Materials provided —
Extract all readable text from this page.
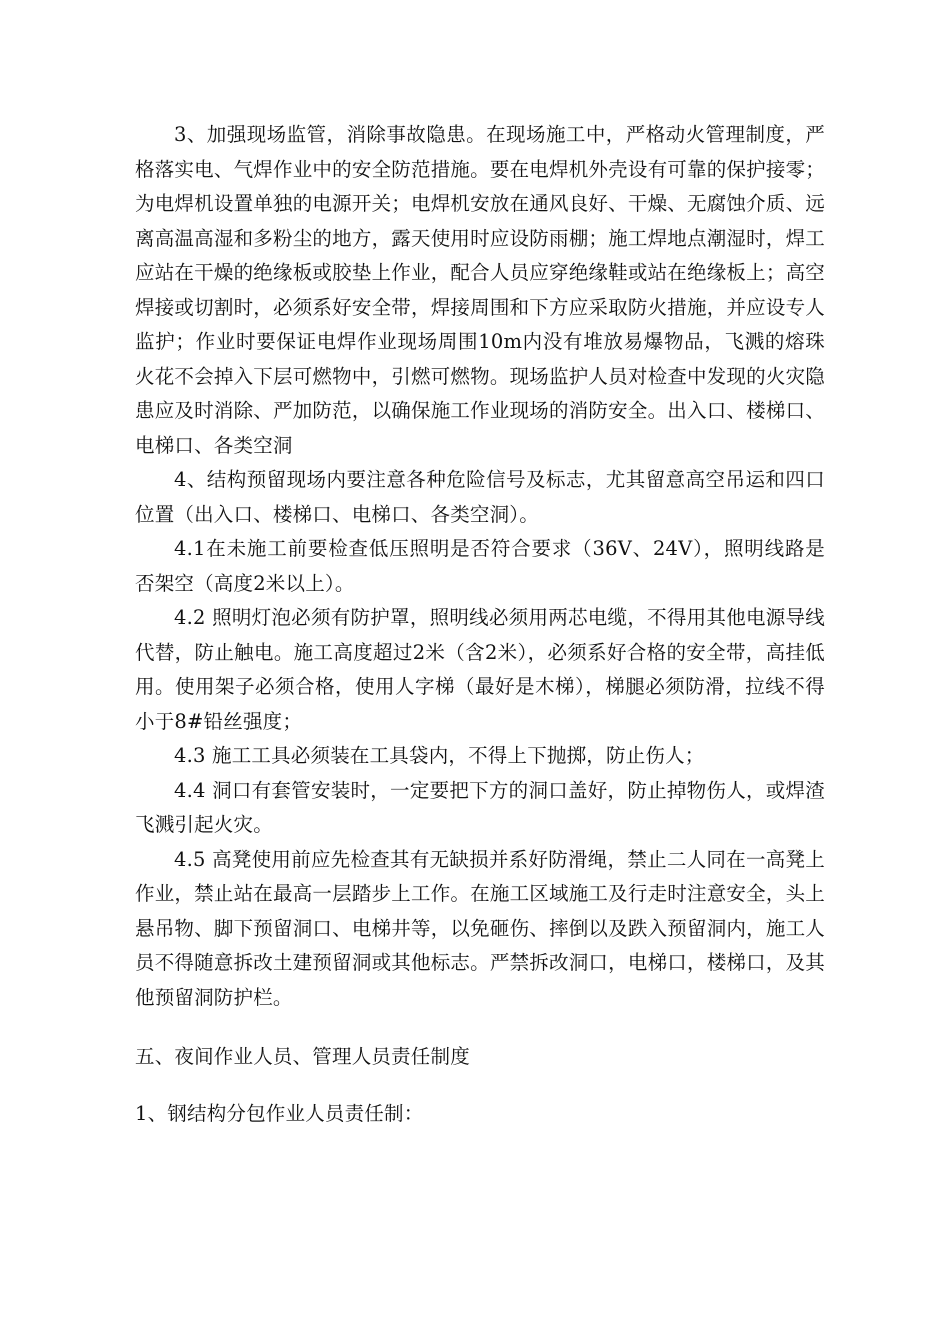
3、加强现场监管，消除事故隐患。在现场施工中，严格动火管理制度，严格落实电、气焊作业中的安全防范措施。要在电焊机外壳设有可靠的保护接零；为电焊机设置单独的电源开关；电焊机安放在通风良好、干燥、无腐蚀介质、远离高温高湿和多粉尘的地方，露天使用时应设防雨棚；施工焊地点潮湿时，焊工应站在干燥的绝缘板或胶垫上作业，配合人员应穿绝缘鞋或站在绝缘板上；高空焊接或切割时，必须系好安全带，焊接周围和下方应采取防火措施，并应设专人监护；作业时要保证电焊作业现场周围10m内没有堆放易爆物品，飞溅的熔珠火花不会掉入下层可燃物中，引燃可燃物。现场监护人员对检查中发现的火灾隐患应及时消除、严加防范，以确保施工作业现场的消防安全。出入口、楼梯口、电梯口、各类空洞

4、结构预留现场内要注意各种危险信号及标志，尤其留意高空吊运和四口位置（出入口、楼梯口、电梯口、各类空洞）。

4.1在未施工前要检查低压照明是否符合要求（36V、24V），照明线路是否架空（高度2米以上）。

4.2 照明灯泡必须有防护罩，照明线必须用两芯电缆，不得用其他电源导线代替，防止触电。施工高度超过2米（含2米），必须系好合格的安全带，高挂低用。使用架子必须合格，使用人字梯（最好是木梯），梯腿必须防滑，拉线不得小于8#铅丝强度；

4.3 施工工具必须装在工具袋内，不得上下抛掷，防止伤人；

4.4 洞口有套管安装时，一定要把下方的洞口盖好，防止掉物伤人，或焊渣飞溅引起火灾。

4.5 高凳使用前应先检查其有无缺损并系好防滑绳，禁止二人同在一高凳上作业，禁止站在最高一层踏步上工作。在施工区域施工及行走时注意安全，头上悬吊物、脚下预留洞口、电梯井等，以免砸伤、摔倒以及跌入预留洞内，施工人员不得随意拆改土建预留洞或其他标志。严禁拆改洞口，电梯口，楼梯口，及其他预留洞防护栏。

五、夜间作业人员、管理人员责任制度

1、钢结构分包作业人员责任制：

...

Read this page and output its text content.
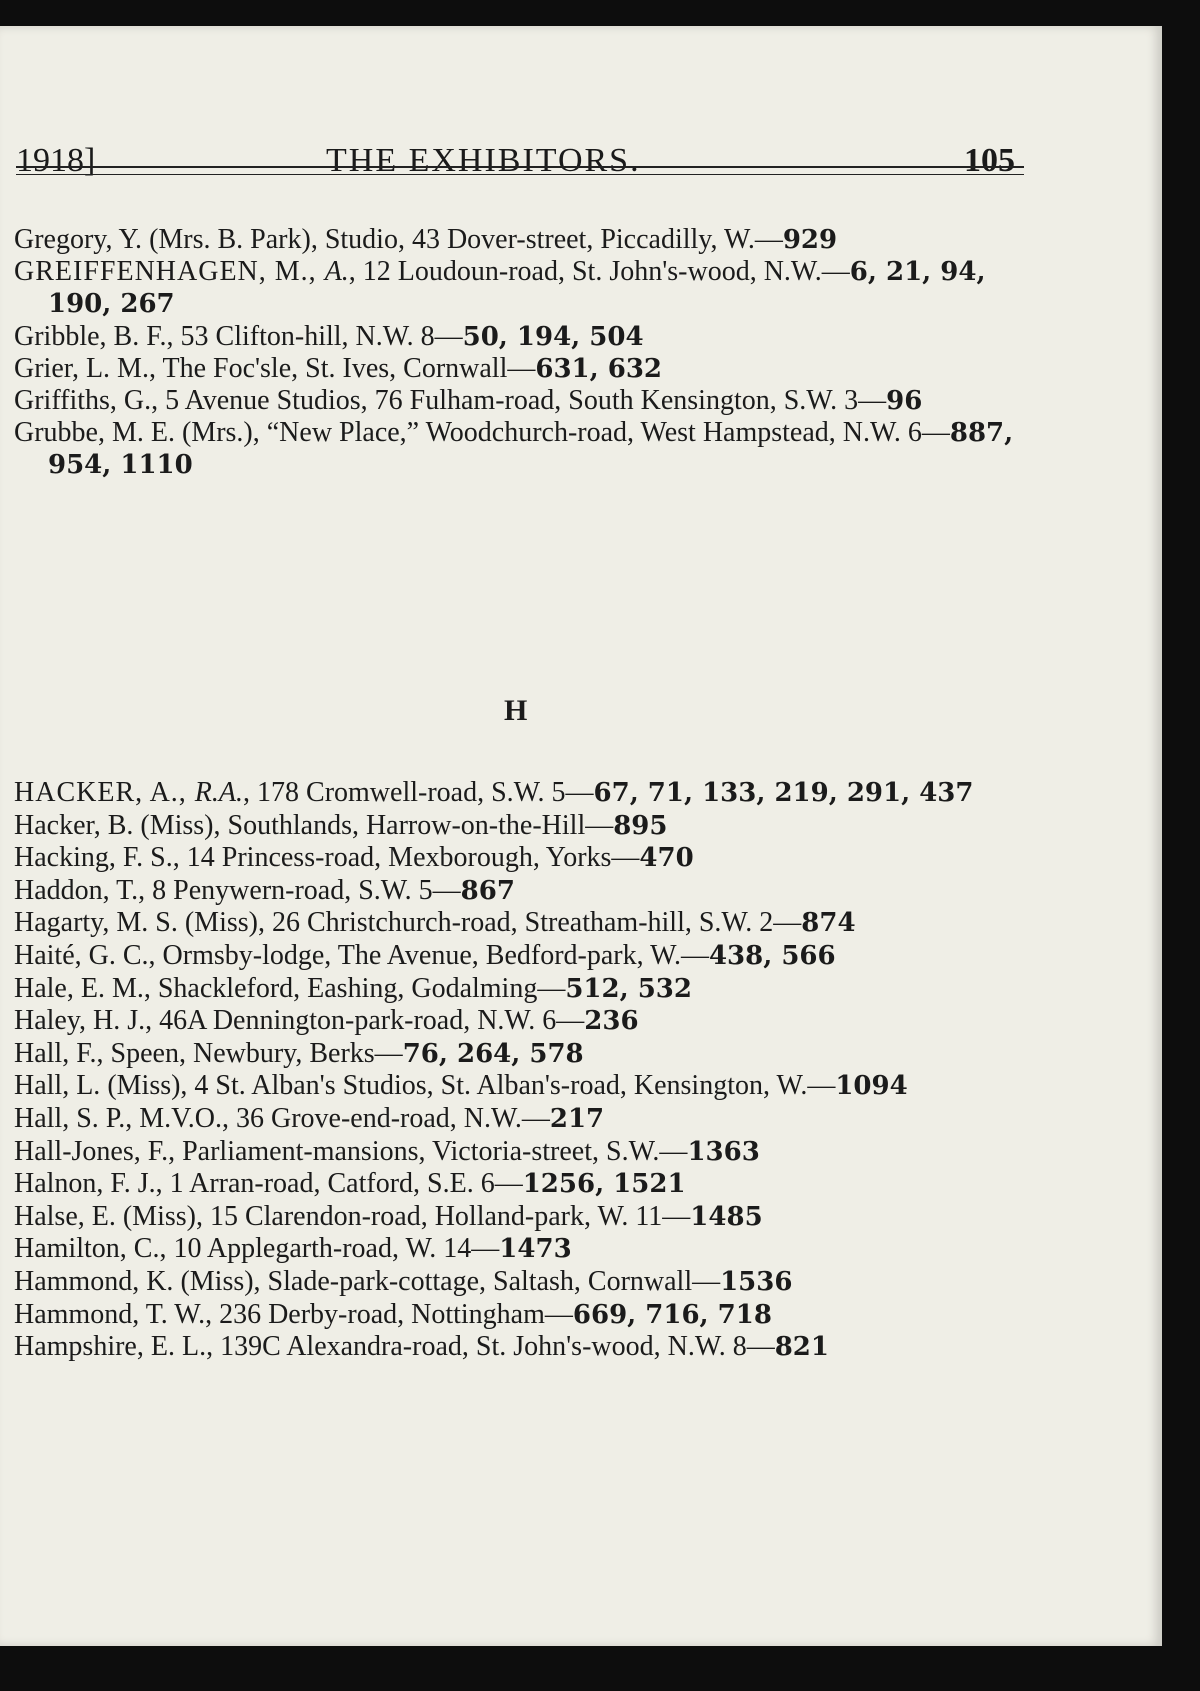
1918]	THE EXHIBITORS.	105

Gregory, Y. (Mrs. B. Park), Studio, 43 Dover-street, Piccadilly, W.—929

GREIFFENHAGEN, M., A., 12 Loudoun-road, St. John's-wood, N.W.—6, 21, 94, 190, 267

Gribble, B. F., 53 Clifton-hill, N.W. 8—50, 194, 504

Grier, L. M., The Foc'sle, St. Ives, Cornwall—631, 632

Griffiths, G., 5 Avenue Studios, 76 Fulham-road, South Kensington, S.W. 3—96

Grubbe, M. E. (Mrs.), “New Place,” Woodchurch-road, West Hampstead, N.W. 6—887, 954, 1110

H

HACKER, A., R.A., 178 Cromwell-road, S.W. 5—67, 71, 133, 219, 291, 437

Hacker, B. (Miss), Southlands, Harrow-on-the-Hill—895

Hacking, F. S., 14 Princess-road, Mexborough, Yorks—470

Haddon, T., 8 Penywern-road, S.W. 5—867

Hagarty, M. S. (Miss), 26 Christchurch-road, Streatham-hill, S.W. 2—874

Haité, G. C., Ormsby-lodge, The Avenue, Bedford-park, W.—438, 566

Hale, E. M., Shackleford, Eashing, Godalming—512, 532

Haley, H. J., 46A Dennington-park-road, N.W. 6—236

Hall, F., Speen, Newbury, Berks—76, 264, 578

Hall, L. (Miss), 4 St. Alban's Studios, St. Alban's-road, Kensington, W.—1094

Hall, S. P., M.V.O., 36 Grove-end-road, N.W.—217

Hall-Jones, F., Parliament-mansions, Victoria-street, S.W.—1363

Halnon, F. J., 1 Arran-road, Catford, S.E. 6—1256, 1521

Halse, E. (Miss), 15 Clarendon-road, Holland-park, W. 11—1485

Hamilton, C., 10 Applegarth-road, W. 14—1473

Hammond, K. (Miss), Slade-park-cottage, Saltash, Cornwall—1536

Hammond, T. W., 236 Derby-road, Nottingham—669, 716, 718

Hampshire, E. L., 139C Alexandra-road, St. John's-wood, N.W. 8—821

Exercise aim — Check each line of the data above for the string "text", then report how many lines have it, with no other words.

Result of this exercise — 2